**EXERCISE:** Write out the listing in full, matching it word for word.

=== GIVEN ENTRIES ===

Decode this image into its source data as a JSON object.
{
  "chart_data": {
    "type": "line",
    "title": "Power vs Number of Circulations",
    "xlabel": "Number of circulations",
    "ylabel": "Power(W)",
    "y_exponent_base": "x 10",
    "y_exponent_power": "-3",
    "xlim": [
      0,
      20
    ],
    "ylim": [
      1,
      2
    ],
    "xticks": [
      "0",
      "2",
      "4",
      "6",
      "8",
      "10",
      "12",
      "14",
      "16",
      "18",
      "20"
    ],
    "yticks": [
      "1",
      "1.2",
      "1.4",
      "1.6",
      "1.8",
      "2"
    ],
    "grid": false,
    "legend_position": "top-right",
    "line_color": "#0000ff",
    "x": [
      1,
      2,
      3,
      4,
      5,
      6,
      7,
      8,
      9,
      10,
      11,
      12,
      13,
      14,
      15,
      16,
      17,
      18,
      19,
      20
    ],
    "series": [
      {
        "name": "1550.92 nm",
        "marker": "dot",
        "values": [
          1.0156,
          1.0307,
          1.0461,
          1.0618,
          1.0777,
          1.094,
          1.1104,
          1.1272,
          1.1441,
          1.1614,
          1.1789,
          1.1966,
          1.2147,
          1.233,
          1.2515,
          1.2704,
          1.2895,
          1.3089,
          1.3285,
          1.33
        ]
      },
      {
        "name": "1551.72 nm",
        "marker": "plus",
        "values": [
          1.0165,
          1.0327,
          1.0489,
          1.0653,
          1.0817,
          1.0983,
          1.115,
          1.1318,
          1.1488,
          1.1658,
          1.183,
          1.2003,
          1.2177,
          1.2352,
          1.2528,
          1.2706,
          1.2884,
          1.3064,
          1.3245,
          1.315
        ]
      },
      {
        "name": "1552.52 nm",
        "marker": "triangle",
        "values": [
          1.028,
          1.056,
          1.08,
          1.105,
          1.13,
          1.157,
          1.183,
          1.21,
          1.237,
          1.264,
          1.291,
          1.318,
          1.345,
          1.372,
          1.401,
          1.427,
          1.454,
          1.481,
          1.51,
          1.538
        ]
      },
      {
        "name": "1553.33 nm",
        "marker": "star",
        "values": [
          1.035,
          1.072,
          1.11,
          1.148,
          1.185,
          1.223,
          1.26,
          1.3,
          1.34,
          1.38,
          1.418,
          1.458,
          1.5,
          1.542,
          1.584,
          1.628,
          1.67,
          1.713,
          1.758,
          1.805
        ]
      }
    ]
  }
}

===

**RESPONSE TO THE TASK:**
Decode this image into its source data as a JSON object.
{
  "chart_data": {
    "type": "line",
    "title": "Power vs Number of Circulations",
    "xlabel": "Number of circulations",
    "ylabel": "Power(W)",
    "y_exponent_base": "x 10",
    "y_exponent_power": "-3",
    "xlim": [
      0,
      20
    ],
    "ylim": [
      1,
      2
    ],
    "xticks": [
      "0",
      "2",
      "4",
      "6",
      "8",
      "10",
      "12",
      "14",
      "16",
      "18",
      "20"
    ],
    "yticks": [
      "1",
      "1.2",
      "1.4",
      "1.6",
      "1.8",
      "2"
    ],
    "grid": false,
    "legend_position": "top-right",
    "line_color": "#0000ff",
    "x": [
      1,
      2,
      3,
      4,
      5,
      6,
      7,
      8,
      9,
      10,
      11,
      12,
      13,
      14,
      15,
      16,
      17,
      18,
      19,
      20
    ],
    "series": [
      {
        "name": "1550.92 nm",
        "marker": "dot",
        "values": [
          1.0156,
          1.0307,
          1.0461,
          1.0618,
          1.0777,
          1.094,
          1.1104,
          1.1272,
          1.1441,
          1.1614,
          1.1789,
          1.1966,
          1.2147,
          1.233,
          1.2515,
          1.2704,
          1.2895,
          1.3089,
          1.3285,
          1.33
        ]
      },
      {
        "name": "1551.72 nm",
        "marker": "plus",
        "values": [
          1.0165,
          1.0327,
          1.0489,
          1.0653,
          1.0817,
          1.0983,
          1.115,
          1.1318,
          1.1488,
          1.1658,
          1.183,
          1.2003,
          1.2177,
          1.2352,
          1.2528,
          1.2706,
          1.2884,
          1.3064,
          1.3245,
          1.315
        ]
      },
      {
        "name": "1552.52 nm",
        "marker": "triangle",
        "values": [
          1.028,
          1.056,
          1.08,
          1.105,
          1.13,
          1.157,
          1.183,
          1.21,
          1.237,
          1.264,
          1.291,
          1.318,
          1.345,
          1.372,
          1.401,
          1.427,
          1.454,
          1.481,
          1.51,
          1.538
        ]
      },
      {
        "name": "1553.33 nm",
        "marker": "star",
        "values": [
          1.035,
          1.072,
          1.11,
          1.148,
          1.185,
          1.223,
          1.26,
          1.3,
          1.34,
          1.38,
          1.418,
          1.458,
          1.5,
          1.542,
          1.584,
          1.628,
          1.67,
          1.713,
          1.758,
          1.805
        ]
      }
    ]
  }
}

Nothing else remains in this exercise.